__RAW DATA__
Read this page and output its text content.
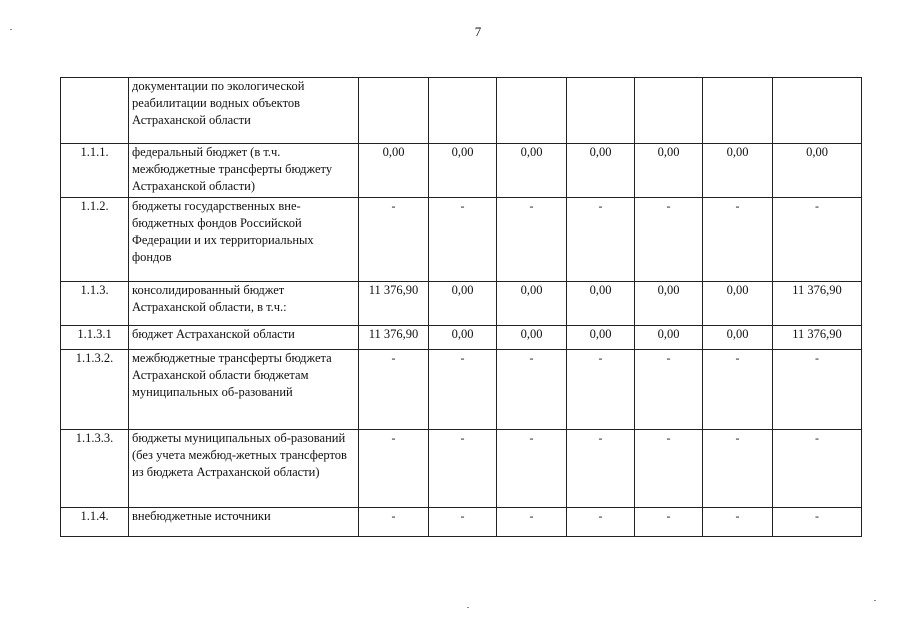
7
	документации по экологической реабилитации водных объектов Астраханской области							
1.1.1.	федеральный бюджет (в т.ч. межбюджетные трансферты бюджету Астраханской области)	0,00	0,00	0,00	0,00	0,00	0,00	0,00
1.1.2.	бюджеты государственных вне-бюджетных фондов Российской Федерации и их территориальных фондов	-	-	-	-	-	-	-
1.1.3.	консолидированный бюджет Астраханской области, в т.ч.:	11 376,90	0,00	0,00	0,00	0,00	0,00	11 376,90
1.1.3.1	бюджет Астраханской области	11 376,90	0,00	0,00	0,00	0,00	0,00	11 376,90
1.1.3.2.	межбюджетные трансферты бюджета Астраханской области бюджетам муниципальных об-разований	-	-	-	-	-	-	-
1.1.3.3.	бюджеты муниципальных об-разований (без учета межбюд-жетных трансфертов из бюджета Астраханской области)	-	-	-	-	-	-	-
1.1.4.	внебюджетные источники	-	-	-	-	-	-	-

__STATED GOAL__
Your task is to collect every line above that contains the word "Астраханской".

__FINAL RESULT__
	документации по экологической реабилитации водных объектов Астраханской области							
1.1.1.	федеральный бюджет (в т.ч. межбюджетные трансферты бюджету Астраханской области)	0,00	0,00	0,00	0,00	0,00	0,00	0,00
1.1.3.	консолидированный бюджет Астраханской области, в т.ч.:	11 376,90	0,00	0,00	0,00	0,00	0,00	11 376,90
1.1.3.1	бюджет Астраханской области	11 376,90	0,00	0,00	0,00	0,00	0,00	11 376,90
1.1.3.2.	межбюджетные трансферты бюджета Астраханской области бюджетам муниципальных об-разований	-	-	-	-	-	-	-
1.1.3.3.	бюджеты муниципальных об-разований (без учета межбюд-жетных трансфертов из бюджета Астраханской области)	-	-	-	-	-	-	-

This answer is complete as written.